### TASK REQUIREMENTS
Copy out each line of the material below with no changes.

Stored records
######

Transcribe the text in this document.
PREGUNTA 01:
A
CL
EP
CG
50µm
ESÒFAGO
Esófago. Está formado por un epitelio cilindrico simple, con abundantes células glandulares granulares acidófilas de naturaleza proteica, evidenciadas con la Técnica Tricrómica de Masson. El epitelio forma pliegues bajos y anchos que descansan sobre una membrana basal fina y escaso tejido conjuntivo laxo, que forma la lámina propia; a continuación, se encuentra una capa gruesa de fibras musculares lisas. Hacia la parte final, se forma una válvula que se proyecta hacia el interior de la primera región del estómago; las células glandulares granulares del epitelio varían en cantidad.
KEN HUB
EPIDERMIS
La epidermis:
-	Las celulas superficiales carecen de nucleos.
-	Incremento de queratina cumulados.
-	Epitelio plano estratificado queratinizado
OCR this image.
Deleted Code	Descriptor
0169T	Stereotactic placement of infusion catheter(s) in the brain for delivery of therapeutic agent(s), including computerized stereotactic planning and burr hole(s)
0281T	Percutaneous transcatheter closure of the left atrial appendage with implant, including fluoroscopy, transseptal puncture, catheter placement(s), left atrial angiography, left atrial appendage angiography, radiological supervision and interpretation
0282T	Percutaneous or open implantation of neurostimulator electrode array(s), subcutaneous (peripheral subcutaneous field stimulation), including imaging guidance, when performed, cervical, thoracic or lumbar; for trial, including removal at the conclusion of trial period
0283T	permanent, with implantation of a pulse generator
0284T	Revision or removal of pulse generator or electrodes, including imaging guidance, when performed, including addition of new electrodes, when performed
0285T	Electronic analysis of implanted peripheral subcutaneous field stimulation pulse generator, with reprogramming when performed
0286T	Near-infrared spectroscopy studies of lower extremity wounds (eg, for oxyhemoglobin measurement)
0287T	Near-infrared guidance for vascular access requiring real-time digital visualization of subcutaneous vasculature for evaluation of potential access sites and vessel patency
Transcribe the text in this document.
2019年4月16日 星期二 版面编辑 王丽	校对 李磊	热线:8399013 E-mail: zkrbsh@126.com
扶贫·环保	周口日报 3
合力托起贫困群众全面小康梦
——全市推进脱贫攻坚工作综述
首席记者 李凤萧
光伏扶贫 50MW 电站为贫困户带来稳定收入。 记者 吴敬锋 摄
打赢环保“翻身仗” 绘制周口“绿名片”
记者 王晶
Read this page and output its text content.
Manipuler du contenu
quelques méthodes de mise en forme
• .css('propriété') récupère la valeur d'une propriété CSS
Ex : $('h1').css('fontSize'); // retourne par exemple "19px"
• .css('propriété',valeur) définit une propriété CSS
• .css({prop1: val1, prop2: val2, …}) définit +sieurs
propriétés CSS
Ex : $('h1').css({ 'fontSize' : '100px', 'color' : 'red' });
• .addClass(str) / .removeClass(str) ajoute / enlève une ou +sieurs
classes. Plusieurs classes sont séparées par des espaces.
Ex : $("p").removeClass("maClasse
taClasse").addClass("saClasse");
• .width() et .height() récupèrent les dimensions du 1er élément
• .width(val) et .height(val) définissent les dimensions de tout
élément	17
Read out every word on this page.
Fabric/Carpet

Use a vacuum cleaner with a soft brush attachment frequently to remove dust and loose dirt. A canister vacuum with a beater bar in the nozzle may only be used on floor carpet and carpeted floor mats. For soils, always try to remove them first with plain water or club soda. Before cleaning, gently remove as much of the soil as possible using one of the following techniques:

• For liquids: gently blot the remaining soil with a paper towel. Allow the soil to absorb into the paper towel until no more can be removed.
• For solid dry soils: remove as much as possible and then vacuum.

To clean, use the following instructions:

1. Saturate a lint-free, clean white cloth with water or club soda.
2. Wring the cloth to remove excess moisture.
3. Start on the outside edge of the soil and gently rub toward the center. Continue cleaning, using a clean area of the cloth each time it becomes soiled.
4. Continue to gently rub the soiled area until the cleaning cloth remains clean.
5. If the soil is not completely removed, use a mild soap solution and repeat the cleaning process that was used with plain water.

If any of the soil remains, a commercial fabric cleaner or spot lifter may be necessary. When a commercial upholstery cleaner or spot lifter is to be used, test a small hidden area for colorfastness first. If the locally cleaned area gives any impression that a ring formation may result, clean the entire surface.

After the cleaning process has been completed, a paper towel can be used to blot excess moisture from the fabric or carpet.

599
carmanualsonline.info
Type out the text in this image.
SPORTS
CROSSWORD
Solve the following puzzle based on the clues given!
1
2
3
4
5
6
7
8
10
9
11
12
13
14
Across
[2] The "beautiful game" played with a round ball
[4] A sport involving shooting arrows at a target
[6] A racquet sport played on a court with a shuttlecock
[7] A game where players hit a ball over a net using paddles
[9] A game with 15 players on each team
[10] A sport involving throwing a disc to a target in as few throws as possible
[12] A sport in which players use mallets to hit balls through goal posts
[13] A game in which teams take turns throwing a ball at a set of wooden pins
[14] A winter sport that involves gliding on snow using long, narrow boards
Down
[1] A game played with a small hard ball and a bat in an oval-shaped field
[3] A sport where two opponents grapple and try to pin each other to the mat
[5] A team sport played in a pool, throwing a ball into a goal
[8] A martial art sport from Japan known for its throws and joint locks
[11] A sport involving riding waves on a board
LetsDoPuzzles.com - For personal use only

######

### EXERCISE SOLUTION
Transcribe the text in this document.
PREGUNTA 01:
A
CL
EP
CG
50µm
ESÒFAGO
Esófago. Está formado por un epitelio cilindrico simple, con abundantes células glandulares granulares acidófilas de naturaleza proteica, evidenciadas con la Técnica Tricrómica de Masson. El epitelio forma pliegues bajos y anchos que descansan sobre una membrana basal fina y escaso tejido conjuntivo laxo, que forma la lámina propia; a continuación, se encuentra una capa gruesa de fibras musculares lisas. Hacia la parte final, se forma una válvula que se proyecta hacia el interior de la primera región del estómago; las células glandulares granulares del epitelio varían en cantidad.
KEN HUB
EPIDERMIS
La epidermis:
-	Las celulas superficiales carecen de nucleos.
-	Incremento de queratina cumulados.
-	Epitelio plano estratificado queratinizado
OCR this image.
Deleted Code	Descriptor
0169T	Stereotactic placement of infusion catheter(s) in the brain for delivery of therapeutic agent(s), including computerized stereotactic planning and burr hole(s)
0281T	Percutaneous transcatheter closure of the left atrial appendage with implant, including fluoroscopy, transseptal puncture, catheter placement(s), left atrial angiography, left atrial appendage angiography, radiological supervision and interpretation
0282T	Percutaneous or open implantation of neurostimulator electrode array(s), subcutaneous (peripheral subcutaneous field stimulation), including imaging guidance, when performed, cervical, thoracic or lumbar; for trial, including removal at the conclusion of trial period
0283T	permanent, with implantation of a pulse generator
0284T	Revision or removal of pulse generator or electrodes, including imaging guidance, when performed, including addition of new electrodes, when performed
0285T	Electronic analysis of implanted peripheral subcutaneous field stimulation pulse generator, with reprogramming when performed
0286T	Near-infrared spectroscopy studies of lower extremity wounds (eg, for oxyhemoglobin measurement)
0287T	Near-infrared guidance for vascular access requiring real-time digital visualization of subcutaneous vasculature for evaluation of potential access sites and vessel patency
Transcribe the text in this document.
2019年4月16日 星期二 版面编辑 王丽	校对 李磊	热线:8399013 E-mail: zkrbsh@126.com
扶贫·环保	周口日报 3
合力托起贫困群众全面小康梦
——全市推进脱贫攻坚工作综述
首席记者 李凤萧
光伏扶贫 50MW 电站为贫困户带来稳定收入。 记者 吴敬锋 摄
打赢环保“翻身仗” 绘制周口“绿名片”
记者 王晶
Read this page and output its text content.
Manipuler du contenu
quelques méthodes de mise en forme
• .css('propriété') récupère la valeur d'une propriété CSS
Ex : $('h1').css('fontSize'); // retourne par exemple "19px"
• .css('propriété',valeur) définit une propriété CSS
• .css({prop1: val1, prop2: val2, …}) définit +sieurs
propriétés CSS
Ex : $('h1').css({ 'fontSize' : '100px', 'color' : 'red' });
• .addClass(str) / .removeClass(str) ajoute / enlève une ou +sieurs
classes. Plusieurs classes sont séparées par des espaces.
Ex : $("p").removeClass("maClasse
taClasse").addClass("saClasse");
• .width() et .height() récupèrent les dimensions du 1er élément
• .width(val) et .height(val) définissent les dimensions de tout
élément	17
Read out every word on this page.
Fabric/Carpet

Use a vacuum cleaner with a soft brush attachment frequently to remove dust and loose dirt. A canister vacuum with a beater bar in the nozzle may only be used on floor carpet and carpeted floor mats. For soils, always try to remove them first with plain water or club soda. Before cleaning, gently remove as much of the soil as possible using one of the following techniques:

• For liquids: gently blot the remaining soil with a paper towel. Allow the soil to absorb into the paper towel until no more can be removed.
• For solid dry soils: remove as much as possible and then vacuum.

To clean, use the following instructions:

1. Saturate a lint-free, clean white cloth with water or club soda.
2. Wring the cloth to remove excess moisture.
3. Start on the outside edge of the soil and gently rub toward the center. Continue cleaning, using a clean area of the cloth each time it becomes soiled.
4. Continue to gently rub the soiled area until the cleaning cloth remains clean.
5. If the soil is not completely removed, use a mild soap solution and repeat the cleaning process that was used with plain water.

If any of the soil remains, a commercial fabric cleaner or spot lifter may be necessary. When a commercial upholstery cleaner or spot lifter is to be used, test a small hidden area for colorfastness first. If the locally cleaned area gives any impression that a ring formation may result, clean the entire surface.

After the cleaning process has been completed, a paper towel can be used to blot excess moisture from the fabric or carpet.

599
carmanualsonline.info
Type out the text in this image.
SPORTS
CROSSWORD
Solve the following puzzle based on the clues given!
1
2
3
4
5
6
7
8
10
9
11
12
13
14
Across
[2] The "beautiful game" played with a round ball
[4] A sport involving shooting arrows at a target
[6] A racquet sport played on a court with a shuttlecock
[7] A game where players hit a ball over a net using paddles
[9] A game with 15 players on each team
[10] A sport involving throwing a disc to a target in as few throws as possible
[12] A sport in which players use mallets to hit balls through goal posts
[13] A game in which teams take turns throwing a ball at a set of wooden pins
[14] A winter sport that involves gliding on snow using long, narrow boards
Down
[1] A game played with a small hard ball and a bat in an oval-shaped field
[3] A sport where two opponents grapple and try to pin each other to the mat
[5] A team sport played in a pool, throwing a ball into a goal
[8] A martial art sport from Japan known for its throws and joint locks
[11] A sport involving riding waves on a board
LetsDoPuzzles.com - For personal use only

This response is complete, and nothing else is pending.